**VORLIEGENDER TEXT:**
Für diesen an einen Trojan-Records-Evergreen erinnernden Song konnte Gentleman keinen Geringeren gewinnen als Sugar Minott, den 53-jährigen Studio-1-Veteran und Dancehall-Pionier, der dem Album einen weisen Hauch schimmernder Patina verleiht.
Apropos Dancehall. Gentleman benutzt in Tracks wie „The Finish Line“ und dem von Xterminator produzierten „The Sealing“ durchaus auch mal Auto-Tune und HipHop-Beats und offenbart hier einen bewusst auf ein junges Publikum zugeschnittenen Style. Richtig in den Punch geht es auch auf „No Time To Play“, Gentlemans Debüt beim New Yorker Massive B Soundsystem. Einmal mehr bewundern kann man den präzisen Beat und die ungebrochene Experimentierlust der Schlagzeugkoryphäe Sly Dunbar auf „Tempolution“. Produziert wurde diese Neuauflage des Dancehall-Krachers „Tempo“ von Red Roze persönlich – schließlich ist das Original das Filetstück seiner Karriere, das nun in frischem Glanz erstrahlt. Und so wie überhaupt vieles auf Jamaika spontan aus der Situation heraus entsteht, kam es für „Shut Eye Country“ schließlich auch zum kreativen Gipfeltreffen von Jack Radics, Gentleman und Luciano, fürwahr drei Brüder im Geiste.

**AUSZUG AUS DATENSATZ:**
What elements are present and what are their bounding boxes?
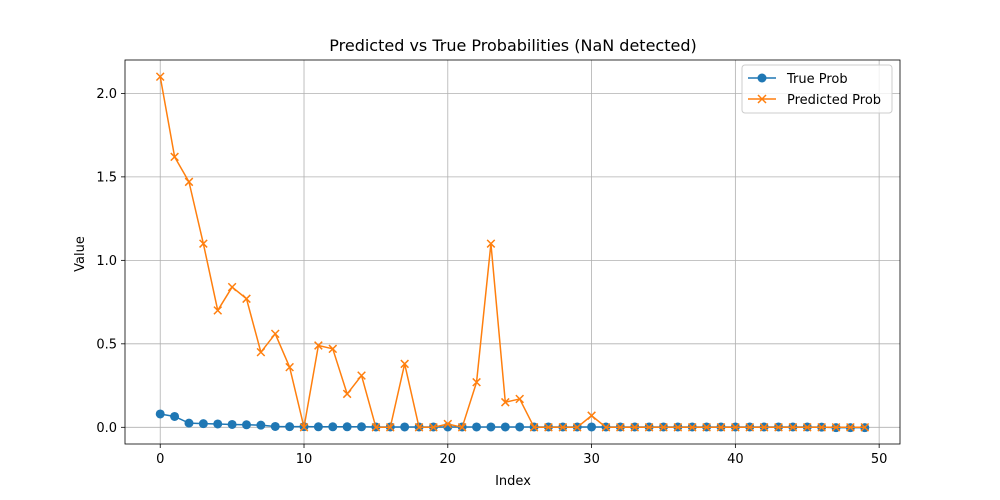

**DIE AUFGABE:**
Schreibe den Text über das Gentleman-Album im gleichen Ton weiter, direkt im Anschluss an seinen letzten Satz. Das Material wird hier nicht gebraucht.

**ERGEBNIS DER AUFGABE:**
Eine längst überfällige Kollaboration, die erst jetzt nach einer zufälligen Begegnung auf Jamaika zustande kam, ist „Along The Way“ mit Patrice. Million Stylez aus Schweden hingegen, der bei dem von Pow Pow wohltemperiert mediterran produzierten „Help“ für einen Schwung positiver Vibes sorgt, hatte bei Gentleman in Köln seine Aufwartung gemacht. Da zeigt es sich, ebenso wie bei „Intensions“ unter der Mitwirkung von Rebellion The Recaller aus Gambia, dass der offene Blick, mit dem Gentleman seit Jahren durch die Weltgeschichte reist, immer wieder neue Früchte trägt.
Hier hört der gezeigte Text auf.